_Exercise requirements_: Identify the lines that contain the string "Throttle" and copy all of them.

§ §

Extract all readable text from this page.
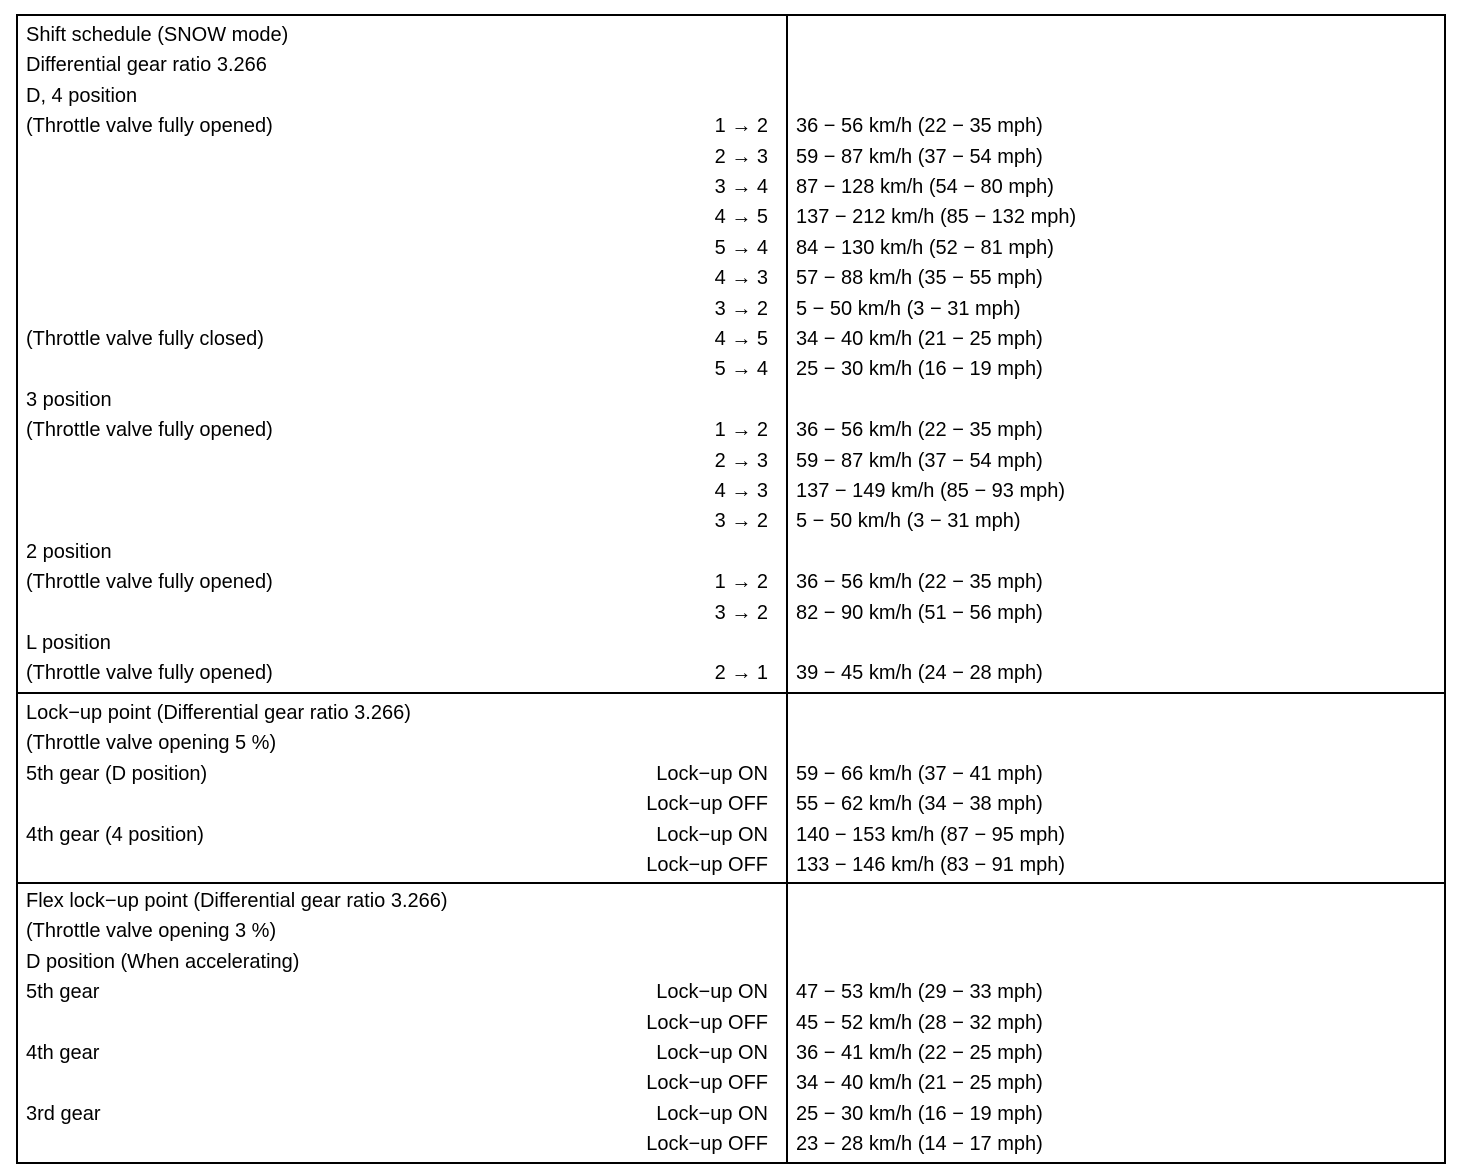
Shift schedule (SNOW mode)
Differential gear ratio 3.266
D, 4 position
(Throttle valve fully opened)	1 → 2 36 − 56 km/h (22 − 35 mph)
2 → 3 59 − 87 km/h (37 − 54 mph)
3 → 4 87 − 128 km/h (54 − 80 mph)
4 → 5 137 − 212 km/h (85 − 132 mph)
5 → 4 84 − 130 km/h (52 − 81 mph)
4 → 3 57 − 88 km/h (35 − 55 mph)
3 → 2 5 − 50 km/h (3 − 31 mph)
(Throttle valve fully closed)	4 → 5 34 − 40 km/h (21 − 25 mph)
5 → 4 25 − 30 km/h (16 − 19 mph)
3 position
(Throttle valve fully opened)	1 → 2 36 − 56 km/h (22 − 35 mph)
2 → 3 59 − 87 km/h (37 − 54 mph)
4 → 3 137 − 149 km/h (85 − 93 mph)
3 → 2 5 − 50 km/h (3 − 31 mph)
2 position
(Throttle valve fully opened)	1 → 2 36 − 56 km/h (22 − 35 mph)
3 → 2 82 − 90 km/h (51 − 56 mph)
L position
(Throttle valve fully opened)	2 → 1 39 − 45 km/h (24 − 28 mph)
Lock−up point (Differential gear ratio 3.266)
(Throttle valve opening 5 %)
5th gear (D position)	Lock−up ON 59 − 66 km/h (37 − 41 mph)
Lock−up OFF 55 − 62 km/h (34 − 38 mph)
4th gear (4 position)	Lock−up ON 140 − 153 km/h (87 − 95 mph)
Lock−up OFF 133 − 146 km/h (83 − 91 mph)
Flex lock−up point (Differential gear ratio 3.266)
(Throttle valve opening 3 %)
D position (When accelerating)
5th gear	Lock−up ON 47 − 53 km/h (29 − 33 mph)
Lock−up OFF 45 − 52 km/h (28 − 32 mph)
4th gear	Lock−up ON 36 − 41 km/h (22 − 25 mph)
Lock−up OFF 34 − 40 km/h (21 − 25 mph)
3rd gear	Lock−up ON 25 − 30 km/h (16 − 19 mph)
Lock−up OFF 23 − 28 km/h (14 − 17 mph)
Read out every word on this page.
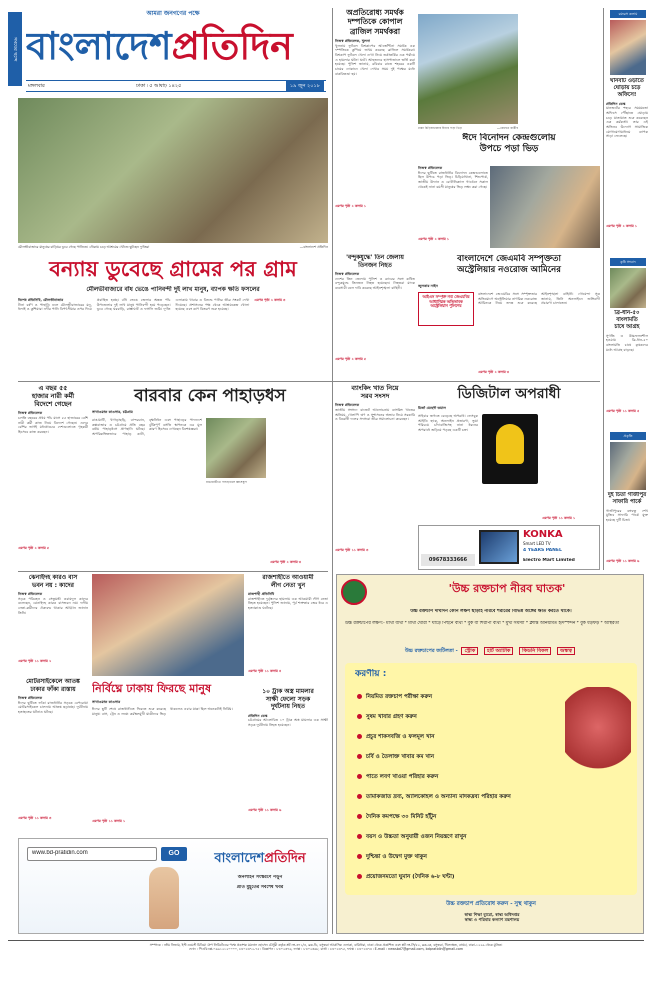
সময়ের ছন্দে
আমরা জনগণের পক্ষে
বাংলাদেশপ্রতিদিন
মঙ্গলবার	ঢাকা ৷ ৫ আষাঢ় ১৪২৫	১৯ জুন ২০১৮
মৌলভীবাজারে মানুষের বাড়িঘর ডুবে গেছে পানিতে। নৌকায় চড়ে আশ্রয়ের খোঁজে ছুটছেন দুর্গতরা	—বাংলাদেশ প্রতিদিন
অপ্রতিরোধ্য সমর্থক
দম্পতিকে কোপাল
ব্রাজিল সমর্থকরা
নিজস্ব প্রতিবেদক, খুলনা
খুলনায় ফুটবল বিশ্বকাপের আর্জেন্টিনা সমর্থক এক দম্পতিকে কুপিয়ে জখম করেছে ব্রাজিল সমর্থকরা। বিশ্বকাপ ফুটবল খেলা দেখা নিয়ে তর্কাতর্কির এক পর্যায়ে এ হামলার ঘটনা ঘটে। আহতদের হাসপাতালে ভর্তি করা হয়েছে। পুলিশ জানায়, রবিবার রাতে শহরের একটি চায়ের দোকানে খেলা দেখার সময় দুই পক্ষের মধ্যে বাকবিতণ্ডা হয়।
এরপর পৃষ্ঠা ২ কলাম ১
ঢাকা চিড়িয়াখানায় ঈদের পড়া ভিড়	—রোহেত রাকীব
ঈদে বিনোদন কেন্দ্রগুলোয়
উপচে পড়া ভিড়
নিজস্ব প্রতিবেদক
ঈদের ছুটিতে রাজধানীর বিনোদন কেন্দ্রগুলোতে ছিল উপচে পড়া ভিড়। চিড়িয়াখানা, শিশুপার্ক, জাতীয় উদ্যান ও বোটানিক্যাল গার্ডেনে সকাল থেকেই নানা বয়সী মানুষের ভিড় লক্ষ্য করা গেছে।
এরপর পৃষ্ঠা ২ কলাম ১
রম্যরস কলাম
ঘানবাট ওড়াতে
ঘোড়ায় চড়ে
অফিসে!
প্রতিদিন ডেস্ক
যানজটের শহরে সময়মতো অফিসে পৌঁছাতে ঘোড়ায় চড়ে যাতায়াত শুরু করেছেন এক কর্মকর্তা। তার এই অভিনব উদ্যোগ সামাজিক যোগাযোগমাধ্যমে ব্যাপক সাড়া ফেলেছে।
এরপর পৃষ্ঠা ২ কলাম ১
কৃষি সংবাদ
ব্রি-ধান-৫০ বাংলামতি
চাষে আগ্রহ
সুগন্ধি ও উচ্চফলনশীল হওয়ায় ব্রি-ধান-৫০ বাংলামতি চাষে কৃষকদের মধ্যে আগ্রহ বাড়ছে।
এরপর পৃষ্ঠা ১১ কলাম ৫
প্রকৃতি
দুই চিতা গাজীপুর
সাফারি পার্কে
গাজীপুরের বঙ্গবন্ধু শেখ মুজিব সাফারি পার্কে যুক্ত হয়েছে দুটি চিতা।
এরপর পৃষ্ঠা ১১ কলাম ৬
বন্যায় ডুবেছে গ্রামের পর গ্রাম
মৌলভীবাজারে বাঁধ ভেঙে পানিবন্দী দুই লাখ মানুষ, ব্যাপক ক্ষতি ফসলের
বিশেষ প্রতিনিধি, মৌলভীবাজার
টানা বর্ষণ ও পাহাড়ি ঢলে মৌলভীবাজারের মনু, ধলাই ও কুশিয়ারা নদীর পানি বিপৎসীমার ওপর দিয়ে প্রবাহিত হচ্ছে। বাঁধ ভেঙে জেলার অন্তত পাঁচ উপজেলার দুই লাখ মানুষ পানিবন্দী হয়ে পড়েছেন। ডুবে গেছে ঘরবাড়ি, রাস্তাঘাট ও ফসলি জমি। দুর্গত এলাকায় খাবার ও বিশুদ্ধ পানির তীব্র সংকট দেখা দিয়েছে। প্রশাসনের পক্ষ থেকে আশ্রয়কেন্দ্র খোলা হয়েছে এবং ত্রাণ বিতরণ শুরু হয়েছে।
এরপর পৃষ্ঠা ২ কলাম ৩
'বন্দুকযুদ্ধে' তিন জেলায়
তিনজন নিহত
নিজস্ব প্রতিবেদক
দেশের তিন জেলায় পুলিশ ও র‌্যাবের সঙ্গে কথিত বন্দুকযুদ্ধে তিনজন নিহত হয়েছেন। নিহতরা মাদক ব্যবসায়ী বলে দাবি করেছে আইনশৃঙ্খলা বাহিনী।
এরপর পৃষ্ঠা ২ কলাম ৫
বাংলাদেশে জেএমবি সম্পৃক্ততা
অস্ট্রেলিয়ার নওরোজ আমিনের
জুলকার নাইন
আইএস সম্পৃক্ত নব্য জেএমবির
আধ্যাত্মিক অভিভাবক
অস্ট্রেলিয়ান পুলিশের
বাংলাদেশে জেএমবির সঙ্গে সম্পৃক্ততার অভিযোগে অস্ট্রেলিয়ার নাগরিক নওরোজ আমিনকে নিয়ে তদন্ত শুরু করেছে আইনশৃঙ্খলা বাহিনী। গোয়েন্দা সূত্র জানায়, তিনি অনলাইনে জঙ্গিবাদী প্রচারণা চালাতেন।
এরপর পৃষ্ঠা ২ কলাম ৩
এ বছর ৫৫
হাজার নারী কর্মী
বিদেশে গেছেন
নিজস্ব প্রতিবেদক
চলতি বছরের প্রথম পাঁচ মাসে ৫৫ হাজারের বেশি নারী কর্মী কাজ নিয়ে বিদেশে গেছেন। এদের বেশির ভাগই মধ্যপ্রাচ্যের দেশগুলোতে গৃহকর্মী হিসেবে কাজ করছেন।
এরপর পৃষ্ঠা ২ কলাম ৫
বারবার কেন পাহাড়ধস
সাখাওয়াত কাওসার, চট্টগ্রাম
রাঙামাটি, খাগড়াছড়ি, বান্দরবান, কক্সবাজার ও চট্টগ্রামে প্রতি বছর বর্ষায় পাহাড়ধসে প্রাণহানি ঘটছে। অপরিকল্পিতভাবে পাহাড় কাটা, বৃক্ষনিধন এবং পাহাড়ের পাদদেশে ঝুঁকিপূর্ণ বসতি স্থাপনকে এর মূল কারণ হিসেবে দেখছেন বিশেষজ্ঞরা।
রাঙামাটিতে পাহাড়ধসে ধ্বংসস্তূপ
এরপর পৃষ্ঠা ২ কলাম ৩
ব্যাংকিং খাত নিয়ে
সরব সংসদ
নিজস্ব প্রতিবেদক
জাতীয় সংসদে বাজেট আলোচনায় ব্যাংকিং খাতের অনিয়ম, খেলাপি ঋণ ও সুশাসনের অভাব নিয়ে সরকারি ও বিরোধী দলের সদস্যরা তীব্র সমালোচনা করেছেন।
এরপর পৃষ্ঠা ১১ কলাম ৩
ডিজিটাল অপরাধী
মির্জা মেহেদী তমাল
সাইবার জগতে বেড়েছে অপরাধ। ফেসবুক আইডি হ্যাক, অনলাইন প্রতারণা, ভুয়া পরিচয়ে চাঁদাবাজিসহ নানা ধরনের অপরাধে জড়িয়ে পড়ছে একটি চক্র।
এরপর পৃষ্ঠা ১১ কলাম ১
09678333666
KONKA
Smart LED TV
4 YEARS PANEL
Electro Mart Limited
ঝেনাইদহ কারও বাস
ভবন নয় : কাদের
নিজস্ব প্রতিবেদক
সড়ক পরিবহন ও সেতুমন্ত্রী ওবায়দুল কাদের বলেছেন, ঝেনাইদহ কারও বাসভবন নয়। দলীয় নেতা-কর্মীদের ঐক্যবদ্ধ থাকার আহ্বান জানান তিনি।
এরপর পৃষ্ঠা ১১ কলাম ২
মোটরসাইকেলে আতঙ্ক
ঢাকার ফাঁকা রাস্তায়
নিজস্ব প্রতিবেদক
ঈদের ছুটিতে ফাঁকা রাজধানীর সড়কে বেপরোয়া মোটরসাইকেল চালনায় আতঙ্ক ছড়াচ্ছে। দুর্ঘটনায় হতাহতের ঘটনাও ঘটছে।
এরপর পৃষ্ঠা ১১ কলাম ৩
রাজশাহীতে আওয়ামী
লীগ নেতা খুন
রাজশাহী প্রতিনিধি
রাজশাহীতে দুর্বৃত্তদের হামলায় এক আওয়ামী লীগ নেতা নিহত হয়েছেন। পুলিশ জানায়, পূর্ব শত্রুতার জের ধরে এ হত্যাকাণ্ড ঘটেছে।
এরপর পৃষ্ঠা ১১ কলাম ৪
নির্বিঘ্নে ঢাকায় ফিরছে মানুষ
সাখাওয়াত কাওসার
ঈদের ছুটি শেষে রাজধানীতে ফিরতে শুরু করেছে মানুষ। বাস, ট্রেন ও লঞ্চে কর্মস্থলমুখী যাত্রীদের ভিড় থাকলেও এবার যাত্রা ছিল অনেকটাই নির্বিঘ্ন।
এরপর পৃষ্ঠা ১১ কলাম ১
১০ ট্রাক অস্ত্র মামলার
সাক্ষী ফেলো সড়ক
দুর্ঘটনায় নিহত
প্রতিদিন ডেস্ক
চট্টগ্রামের আলোচিত ১০ ট্রাক অস্ত্র মামলার এক সাক্ষী সড়ক দুর্ঘটনায় নিহত হয়েছেন।
এরপর পৃষ্ঠা ১১ কলাম ৬
'উচ্চ রক্তচাপ নীরব ঘাতক'
উচ্চ রক্তচাপ দীর্ঘদিন কোন লক্ষণ ছাড়াই নীরবে শরীরের বিভিন্ন অঙ্গের ক্ষতি করতে থাকে।
উচ্চ রক্তচাপের লক্ষণ:- মাথা ব্যথা * মাথা ঘোরা * ঘাড়ে পিছনে ব্যথা * বুক বা শিরাপা ব্যথা * মুখ্য সমস্যা * ক্লান্তি অনিয়মিত হৃদস্পন্দন * বুক ধড়ফড় * অস্থিরতা
উচ্চ রক্তচাপের জটিলতা - স্ট্রোক হার্ট অ্যাটাক কিডনি বিকল অন্ধত্ব
করণীয় :
নিয়মিত রক্তচাপ পরীক্ষা করুন
সুষম খাবার গ্রহণ করুন
প্রচুর শাকসবজি ও ফলমূল খান
চর্বি ও তৈলাক্ত খাবার কম খান
পাতে লবণ খাওয়া পরিহার করুন
তামাকজাত দ্রব্য, অ্যালকোহল ও অন্যান্য মাদকদ্রব্য পরিহার করুন
দৈনিক কমপক্ষে ৩০ মিনিট হাঁটুন
বয়স ও উচ্চতা অনুযায়ী ওজন নিয়ন্ত্রণে রাখুন
দুশ্চিন্তা ও উদ্বেগ মুক্ত থাকুন
প্রয়োজনমতো ঘুমান (দৈনিক ৬-৮ ঘন্টা)
উচ্চ রক্তচাপ প্রতিরোধ করুন - সুস্থ থাকুন
স্বাস্থ্য শিক্ষা ব্যুরো, স্বাস্থ্য অধিদপ্তর
স্বাস্থ্য ও পরিবার কল্যাণ মন্ত্রণালয়
www.bd-pratidin.com	GO	বাংলাদেশপ্রতিদিন
অনলাইন সংস্করণে পড়ুন
প্রতি মুহূর্তের সর্বশেষ খবর
সম্পাদক : নঈম নিজাম, ইস্ট ওয়েস্ট মিডিয়া গ্রুপ লিমিটেডের পক্ষে প্রকাশক ময়নাল হোসেন চৌধুরী কর্তৃক প্লট নং-৩৭১/এ, ব্লক-ডি, বসুন্ধরা আবাসিক এলাকা, বারিধারা, ঢাকা থেকে প্রকাশিত এবং প্লট নং-সি/৫২, ব্লক-কে, বসুন্ধরা, খিলক্ষেত, বাড্ডা, ঢাকা-১২২৯ থেকে মুদ্রিত।
ফোন : পিএবিএক্স-০৯৬১২১২০০০০, ৮৪০২৩৭২-৭৫ ৷ বিজ্ঞাপন : ৮৪০২৩৭৬, ফ্যাক্স : ৮৪০২৩৬৮, বার্তা : ৮৪০২৩৭৫, ফ্যাক্স : ৮৪০২৩৭৪ ৷ E-mail : newsbd7@gmail.com, bdpratidin@gmail.com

§ §

_The output_:
(Throttle valve fully opened)	1 → 2 36 − 56 km/h (22 − 35 mph)
(Throttle valve fully closed)	4 → 5 34 − 40 km/h (21 − 25 mph)
(Throttle valve fully opened)	1 → 2 36 − 56 km/h (22 − 35 mph)
(Throttle valve fully opened)	1 → 2 36 − 56 km/h (22 − 35 mph)
(Throttle valve fully opened)	2 → 1 39 − 45 km/h (24 − 28 mph)
(Throttle valve opening 5 %)
(Throttle valve opening 3 %)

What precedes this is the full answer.